▼▼▼

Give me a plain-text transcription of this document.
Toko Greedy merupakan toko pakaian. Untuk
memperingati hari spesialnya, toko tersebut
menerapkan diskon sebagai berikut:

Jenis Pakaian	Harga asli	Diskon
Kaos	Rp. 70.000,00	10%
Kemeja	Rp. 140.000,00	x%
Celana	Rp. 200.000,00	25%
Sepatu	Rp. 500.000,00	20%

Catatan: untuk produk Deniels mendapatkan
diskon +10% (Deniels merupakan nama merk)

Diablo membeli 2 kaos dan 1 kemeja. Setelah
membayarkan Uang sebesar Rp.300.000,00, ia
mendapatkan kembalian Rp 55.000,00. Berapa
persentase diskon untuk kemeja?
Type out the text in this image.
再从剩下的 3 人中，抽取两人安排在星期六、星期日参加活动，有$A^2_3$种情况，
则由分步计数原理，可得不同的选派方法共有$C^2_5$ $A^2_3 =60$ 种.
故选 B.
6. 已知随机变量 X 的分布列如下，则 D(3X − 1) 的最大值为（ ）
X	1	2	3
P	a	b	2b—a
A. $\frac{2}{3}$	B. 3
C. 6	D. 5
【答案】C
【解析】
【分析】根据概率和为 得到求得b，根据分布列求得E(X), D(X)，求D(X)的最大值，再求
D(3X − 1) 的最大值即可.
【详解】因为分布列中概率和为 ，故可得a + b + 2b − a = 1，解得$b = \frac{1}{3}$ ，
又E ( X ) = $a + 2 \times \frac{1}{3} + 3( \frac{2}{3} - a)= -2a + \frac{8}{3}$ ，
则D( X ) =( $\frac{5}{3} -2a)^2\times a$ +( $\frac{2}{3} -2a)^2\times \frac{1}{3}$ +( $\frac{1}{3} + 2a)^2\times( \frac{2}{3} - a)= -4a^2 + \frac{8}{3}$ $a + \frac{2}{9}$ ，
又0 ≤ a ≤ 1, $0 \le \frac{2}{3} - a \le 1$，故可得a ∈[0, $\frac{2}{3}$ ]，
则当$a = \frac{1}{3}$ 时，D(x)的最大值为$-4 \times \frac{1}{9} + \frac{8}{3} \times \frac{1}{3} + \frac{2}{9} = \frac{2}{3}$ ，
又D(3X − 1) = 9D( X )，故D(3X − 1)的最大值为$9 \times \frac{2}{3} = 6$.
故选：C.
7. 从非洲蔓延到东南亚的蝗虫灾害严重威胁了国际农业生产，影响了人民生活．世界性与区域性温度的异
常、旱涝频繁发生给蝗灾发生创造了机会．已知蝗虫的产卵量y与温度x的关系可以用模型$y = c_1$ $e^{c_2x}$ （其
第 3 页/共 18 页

▲▲▲
▼▼▼

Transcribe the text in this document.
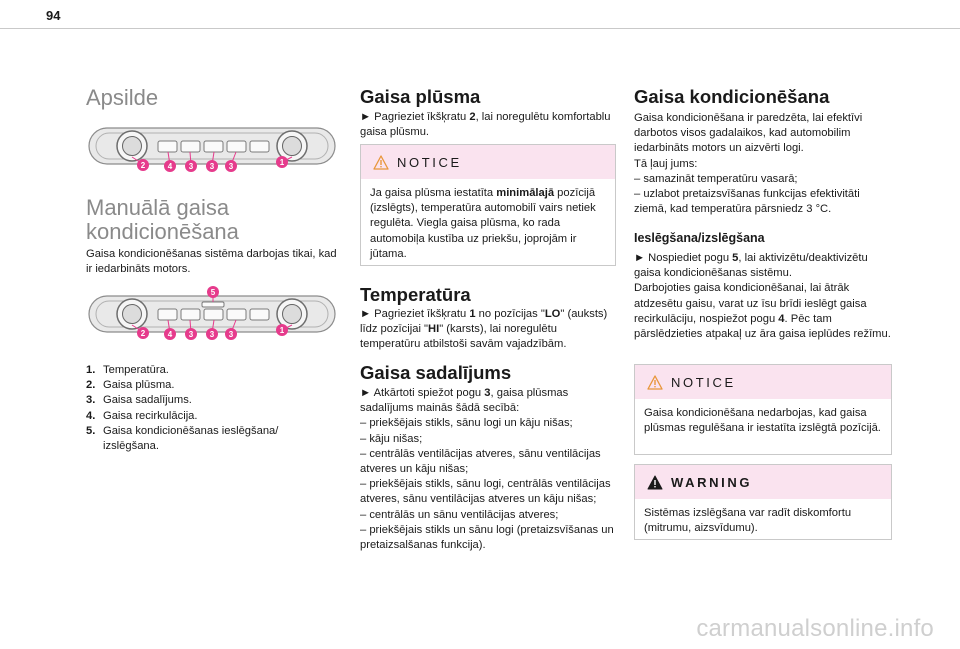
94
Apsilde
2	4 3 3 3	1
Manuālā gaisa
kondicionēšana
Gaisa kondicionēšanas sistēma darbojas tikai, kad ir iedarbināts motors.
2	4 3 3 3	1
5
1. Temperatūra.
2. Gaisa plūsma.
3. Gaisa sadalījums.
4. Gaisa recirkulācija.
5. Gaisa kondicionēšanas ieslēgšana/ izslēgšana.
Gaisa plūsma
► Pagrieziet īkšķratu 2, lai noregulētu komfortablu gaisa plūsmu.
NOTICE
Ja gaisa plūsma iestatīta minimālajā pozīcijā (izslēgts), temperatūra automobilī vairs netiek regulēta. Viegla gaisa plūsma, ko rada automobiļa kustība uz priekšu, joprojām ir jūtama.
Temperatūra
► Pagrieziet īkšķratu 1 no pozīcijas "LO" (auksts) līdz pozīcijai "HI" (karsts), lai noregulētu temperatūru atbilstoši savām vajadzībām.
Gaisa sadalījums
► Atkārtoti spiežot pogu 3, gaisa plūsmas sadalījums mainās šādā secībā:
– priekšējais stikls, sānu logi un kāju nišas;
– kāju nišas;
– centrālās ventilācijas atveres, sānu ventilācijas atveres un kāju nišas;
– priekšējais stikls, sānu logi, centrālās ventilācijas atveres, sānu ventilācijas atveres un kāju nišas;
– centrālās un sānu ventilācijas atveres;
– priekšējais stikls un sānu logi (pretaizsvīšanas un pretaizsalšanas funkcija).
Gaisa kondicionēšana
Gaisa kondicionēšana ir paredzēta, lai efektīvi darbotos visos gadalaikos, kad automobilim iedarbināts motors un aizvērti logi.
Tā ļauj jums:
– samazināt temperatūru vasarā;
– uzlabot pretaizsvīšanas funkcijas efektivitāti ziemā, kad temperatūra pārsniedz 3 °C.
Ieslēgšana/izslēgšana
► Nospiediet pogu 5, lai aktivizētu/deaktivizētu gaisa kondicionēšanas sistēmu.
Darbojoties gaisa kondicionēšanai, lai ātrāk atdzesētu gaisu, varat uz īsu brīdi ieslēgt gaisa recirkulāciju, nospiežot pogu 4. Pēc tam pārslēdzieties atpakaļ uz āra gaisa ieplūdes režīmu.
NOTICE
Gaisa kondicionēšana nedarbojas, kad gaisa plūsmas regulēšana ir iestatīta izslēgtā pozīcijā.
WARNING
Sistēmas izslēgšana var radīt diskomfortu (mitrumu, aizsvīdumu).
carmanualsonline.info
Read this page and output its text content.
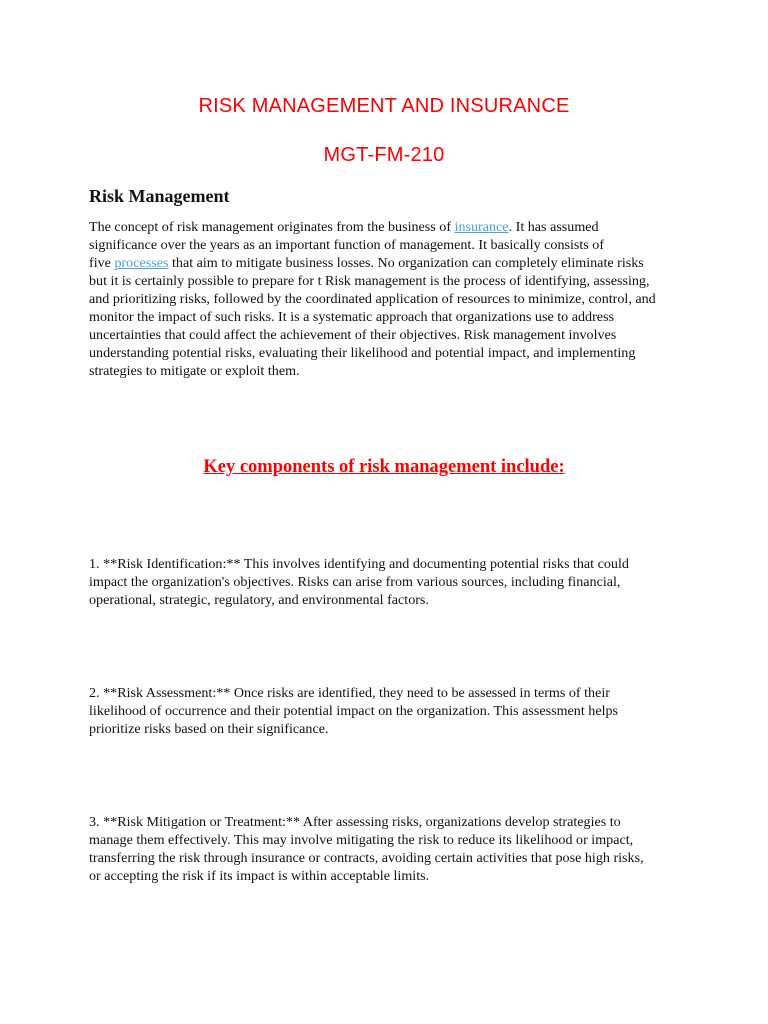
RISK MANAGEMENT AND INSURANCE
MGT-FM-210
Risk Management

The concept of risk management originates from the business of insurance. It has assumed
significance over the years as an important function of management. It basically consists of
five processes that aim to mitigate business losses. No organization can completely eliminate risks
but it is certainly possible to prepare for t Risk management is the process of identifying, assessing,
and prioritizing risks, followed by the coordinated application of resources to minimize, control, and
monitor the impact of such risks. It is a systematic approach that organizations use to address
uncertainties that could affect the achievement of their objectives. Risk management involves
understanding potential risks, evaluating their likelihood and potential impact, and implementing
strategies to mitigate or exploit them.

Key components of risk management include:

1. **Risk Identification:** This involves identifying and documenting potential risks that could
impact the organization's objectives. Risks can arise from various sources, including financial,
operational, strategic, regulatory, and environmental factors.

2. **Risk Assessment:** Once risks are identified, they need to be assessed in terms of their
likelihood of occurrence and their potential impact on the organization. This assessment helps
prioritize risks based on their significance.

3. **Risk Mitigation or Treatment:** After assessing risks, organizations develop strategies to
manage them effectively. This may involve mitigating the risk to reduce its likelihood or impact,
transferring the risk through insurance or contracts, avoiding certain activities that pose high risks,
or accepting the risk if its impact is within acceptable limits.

▲▲▲
▼▼▼

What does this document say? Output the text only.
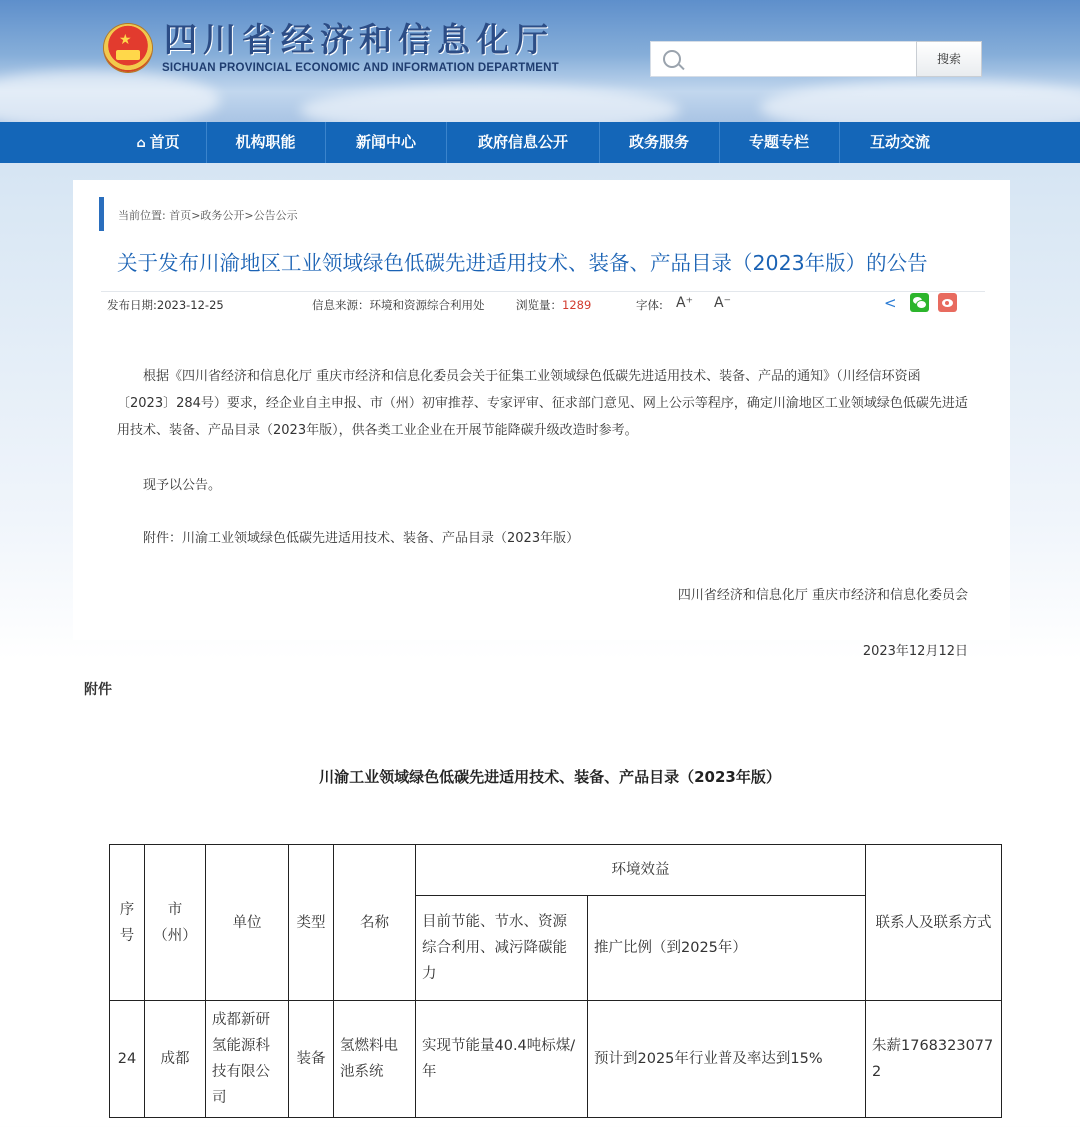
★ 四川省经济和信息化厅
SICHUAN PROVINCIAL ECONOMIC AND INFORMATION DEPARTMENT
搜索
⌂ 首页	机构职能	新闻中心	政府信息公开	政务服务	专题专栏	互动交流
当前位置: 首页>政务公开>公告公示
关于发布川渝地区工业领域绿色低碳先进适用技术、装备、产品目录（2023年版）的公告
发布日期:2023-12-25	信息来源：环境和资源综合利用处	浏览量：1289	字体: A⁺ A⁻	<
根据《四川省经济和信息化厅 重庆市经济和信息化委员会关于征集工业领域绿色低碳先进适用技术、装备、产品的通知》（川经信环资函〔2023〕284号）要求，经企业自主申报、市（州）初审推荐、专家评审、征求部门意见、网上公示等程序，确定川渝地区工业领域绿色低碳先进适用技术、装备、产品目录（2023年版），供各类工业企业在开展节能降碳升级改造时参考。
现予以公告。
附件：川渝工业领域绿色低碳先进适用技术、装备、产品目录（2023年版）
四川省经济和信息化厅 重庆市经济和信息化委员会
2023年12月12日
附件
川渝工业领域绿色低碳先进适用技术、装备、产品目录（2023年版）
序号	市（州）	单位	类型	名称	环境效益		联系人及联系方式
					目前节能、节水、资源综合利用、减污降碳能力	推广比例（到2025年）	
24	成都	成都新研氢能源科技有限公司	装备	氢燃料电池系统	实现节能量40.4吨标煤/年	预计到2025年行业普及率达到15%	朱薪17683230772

▲▲▲

EXERCISE INSTRUCTIONS ->
Locate the string "times" in the listing above and copy every line where it occurs.

THE SOLUTION ->
又E ( X ) = $a + 2 \times \frac{1}{3} + 3( \frac{2}{3} - a)= -2a + \frac{8}{3}$ ，
则D( X ) =( $\frac{5}{3} -2a)^2\times a$ +( $\frac{2}{3} -2a)^2\times \frac{1}{3}$ +( $\frac{1}{3} + 2a)^2\times( \frac{2}{3} - a)= -4a^2 + \frac{8}{3}$ $a + \frac{2}{9}$ ，
则当$a = \frac{1}{3}$ 时，D(x)的最大值为$-4 \times \frac{1}{9} + \frac{8}{3} \times \frac{1}{3} + \frac{2}{9} = \frac{2}{3}$ ，
又D(3X − 1) = 9D( X )，故D(3X − 1)的最大值为$9 \times \frac{2}{3} = 6$.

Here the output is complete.